**DESCRIPTION OF THE TASK**
Include in the output the line containing "Read this page and output its text content." and each subsequent line of the records, through the end, transcribed exactly. Add nothing else.
====== RECORD SET ======
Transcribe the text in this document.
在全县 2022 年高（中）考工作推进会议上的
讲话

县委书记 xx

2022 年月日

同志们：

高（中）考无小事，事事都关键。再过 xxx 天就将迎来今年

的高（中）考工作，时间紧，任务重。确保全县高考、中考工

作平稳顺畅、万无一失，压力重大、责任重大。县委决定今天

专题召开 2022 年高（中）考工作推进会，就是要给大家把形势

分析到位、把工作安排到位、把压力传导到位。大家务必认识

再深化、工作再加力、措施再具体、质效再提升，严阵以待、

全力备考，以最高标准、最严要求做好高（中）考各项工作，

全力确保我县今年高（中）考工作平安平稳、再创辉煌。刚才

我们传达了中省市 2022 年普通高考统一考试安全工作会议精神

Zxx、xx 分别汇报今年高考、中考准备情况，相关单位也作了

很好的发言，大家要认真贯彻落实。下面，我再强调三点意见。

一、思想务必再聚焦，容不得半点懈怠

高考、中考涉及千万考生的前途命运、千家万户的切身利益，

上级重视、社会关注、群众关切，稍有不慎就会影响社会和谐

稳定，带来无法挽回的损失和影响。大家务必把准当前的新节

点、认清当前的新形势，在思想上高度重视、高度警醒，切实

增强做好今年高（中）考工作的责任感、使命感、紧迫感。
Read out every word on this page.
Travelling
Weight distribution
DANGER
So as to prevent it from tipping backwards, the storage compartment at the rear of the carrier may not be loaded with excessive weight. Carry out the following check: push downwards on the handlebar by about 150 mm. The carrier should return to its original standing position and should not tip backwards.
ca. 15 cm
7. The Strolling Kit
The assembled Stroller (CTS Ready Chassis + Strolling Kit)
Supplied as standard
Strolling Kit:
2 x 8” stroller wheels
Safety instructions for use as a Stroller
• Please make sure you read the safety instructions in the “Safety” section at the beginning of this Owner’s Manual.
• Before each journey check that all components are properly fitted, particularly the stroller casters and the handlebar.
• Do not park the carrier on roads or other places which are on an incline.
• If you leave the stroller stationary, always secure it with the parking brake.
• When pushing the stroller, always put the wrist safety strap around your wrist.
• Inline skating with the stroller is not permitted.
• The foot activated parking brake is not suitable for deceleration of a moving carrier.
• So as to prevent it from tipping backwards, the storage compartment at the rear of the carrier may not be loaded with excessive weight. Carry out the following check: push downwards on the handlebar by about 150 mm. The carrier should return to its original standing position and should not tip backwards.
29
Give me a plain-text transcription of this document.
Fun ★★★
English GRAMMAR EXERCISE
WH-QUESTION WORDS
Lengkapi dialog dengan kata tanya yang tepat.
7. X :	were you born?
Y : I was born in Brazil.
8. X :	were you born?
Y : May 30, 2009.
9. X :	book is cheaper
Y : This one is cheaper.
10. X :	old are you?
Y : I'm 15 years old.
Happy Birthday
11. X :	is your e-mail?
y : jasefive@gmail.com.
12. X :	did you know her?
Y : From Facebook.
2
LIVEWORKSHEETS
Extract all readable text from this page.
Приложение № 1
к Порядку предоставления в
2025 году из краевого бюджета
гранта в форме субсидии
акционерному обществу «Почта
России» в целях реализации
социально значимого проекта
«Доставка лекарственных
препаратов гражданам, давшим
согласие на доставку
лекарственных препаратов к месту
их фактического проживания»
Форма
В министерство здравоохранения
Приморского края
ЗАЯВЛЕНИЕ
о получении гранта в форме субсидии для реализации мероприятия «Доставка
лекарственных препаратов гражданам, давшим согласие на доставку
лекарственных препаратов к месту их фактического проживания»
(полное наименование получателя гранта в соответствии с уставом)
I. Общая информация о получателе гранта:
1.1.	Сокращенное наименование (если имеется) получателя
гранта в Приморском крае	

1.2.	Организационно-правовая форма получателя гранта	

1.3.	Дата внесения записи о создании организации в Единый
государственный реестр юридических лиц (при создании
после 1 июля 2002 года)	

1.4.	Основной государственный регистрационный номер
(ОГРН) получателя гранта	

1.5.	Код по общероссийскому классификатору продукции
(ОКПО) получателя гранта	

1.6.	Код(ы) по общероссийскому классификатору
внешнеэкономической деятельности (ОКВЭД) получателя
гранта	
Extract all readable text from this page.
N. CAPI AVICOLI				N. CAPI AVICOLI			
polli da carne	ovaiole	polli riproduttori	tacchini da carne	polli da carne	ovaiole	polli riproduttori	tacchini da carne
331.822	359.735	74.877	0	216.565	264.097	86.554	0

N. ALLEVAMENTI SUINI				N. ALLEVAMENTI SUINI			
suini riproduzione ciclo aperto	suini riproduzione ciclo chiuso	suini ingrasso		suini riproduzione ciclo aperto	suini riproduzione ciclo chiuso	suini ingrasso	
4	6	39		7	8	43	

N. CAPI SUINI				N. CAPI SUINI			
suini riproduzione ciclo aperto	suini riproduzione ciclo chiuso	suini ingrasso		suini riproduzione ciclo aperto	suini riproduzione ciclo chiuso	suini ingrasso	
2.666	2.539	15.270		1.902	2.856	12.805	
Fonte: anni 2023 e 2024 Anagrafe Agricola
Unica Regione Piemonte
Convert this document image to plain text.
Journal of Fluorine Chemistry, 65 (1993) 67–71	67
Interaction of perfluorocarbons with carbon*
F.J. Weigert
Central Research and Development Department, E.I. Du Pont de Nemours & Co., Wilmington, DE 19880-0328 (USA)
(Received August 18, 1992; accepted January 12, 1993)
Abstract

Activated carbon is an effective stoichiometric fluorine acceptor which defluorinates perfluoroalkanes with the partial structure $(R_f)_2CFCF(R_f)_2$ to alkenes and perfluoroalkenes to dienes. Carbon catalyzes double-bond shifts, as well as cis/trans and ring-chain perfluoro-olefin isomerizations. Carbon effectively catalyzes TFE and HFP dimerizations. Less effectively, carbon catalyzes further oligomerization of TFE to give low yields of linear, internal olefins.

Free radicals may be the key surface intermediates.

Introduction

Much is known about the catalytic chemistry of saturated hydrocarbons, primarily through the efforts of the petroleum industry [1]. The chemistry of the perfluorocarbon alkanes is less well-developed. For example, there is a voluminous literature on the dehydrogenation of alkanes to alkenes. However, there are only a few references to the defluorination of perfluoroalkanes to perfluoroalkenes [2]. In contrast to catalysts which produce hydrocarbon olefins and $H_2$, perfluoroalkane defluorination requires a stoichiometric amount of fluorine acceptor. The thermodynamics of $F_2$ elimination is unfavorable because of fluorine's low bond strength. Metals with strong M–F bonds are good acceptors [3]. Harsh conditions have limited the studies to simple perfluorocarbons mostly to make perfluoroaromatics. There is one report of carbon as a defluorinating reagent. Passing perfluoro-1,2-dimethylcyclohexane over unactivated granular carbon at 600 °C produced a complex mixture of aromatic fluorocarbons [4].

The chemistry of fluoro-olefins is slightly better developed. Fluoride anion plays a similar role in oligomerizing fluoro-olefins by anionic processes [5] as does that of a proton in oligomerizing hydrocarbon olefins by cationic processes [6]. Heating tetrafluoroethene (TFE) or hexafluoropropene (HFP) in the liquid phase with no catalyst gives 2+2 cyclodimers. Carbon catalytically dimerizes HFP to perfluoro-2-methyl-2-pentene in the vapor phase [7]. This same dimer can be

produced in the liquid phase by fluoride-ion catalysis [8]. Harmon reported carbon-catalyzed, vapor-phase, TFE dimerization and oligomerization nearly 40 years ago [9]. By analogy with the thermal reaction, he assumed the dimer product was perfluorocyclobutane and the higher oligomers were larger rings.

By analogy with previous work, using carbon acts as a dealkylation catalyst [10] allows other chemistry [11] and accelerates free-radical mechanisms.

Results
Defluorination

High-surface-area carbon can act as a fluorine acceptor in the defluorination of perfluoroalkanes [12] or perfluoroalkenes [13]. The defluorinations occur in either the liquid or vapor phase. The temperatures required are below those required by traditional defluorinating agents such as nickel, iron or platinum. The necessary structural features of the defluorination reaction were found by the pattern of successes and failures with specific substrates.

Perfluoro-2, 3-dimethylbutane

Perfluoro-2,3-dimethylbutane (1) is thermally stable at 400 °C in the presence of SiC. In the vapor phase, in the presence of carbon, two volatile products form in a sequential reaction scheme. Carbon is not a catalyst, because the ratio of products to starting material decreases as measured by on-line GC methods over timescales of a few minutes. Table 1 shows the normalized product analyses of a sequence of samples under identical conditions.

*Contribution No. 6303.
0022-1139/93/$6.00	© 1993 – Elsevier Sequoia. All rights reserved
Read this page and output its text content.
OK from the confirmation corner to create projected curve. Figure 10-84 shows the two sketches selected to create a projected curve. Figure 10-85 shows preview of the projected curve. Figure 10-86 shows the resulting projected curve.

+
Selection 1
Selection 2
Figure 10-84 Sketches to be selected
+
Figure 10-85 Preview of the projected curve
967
======
**THE SOLUTION**
Read this page and output its text content.
OK from the confirmation corner to create projected curve. Figure 10-84 shows the two sketches selected to create a projected curve. Figure 10-85 shows preview of the projected curve. Figure 10-86 shows the resulting projected curve.

+
Selection 1
Selection 2
Figure 10-84 Sketches to be selected
+
Figure 10-85 Preview of the projected curve
967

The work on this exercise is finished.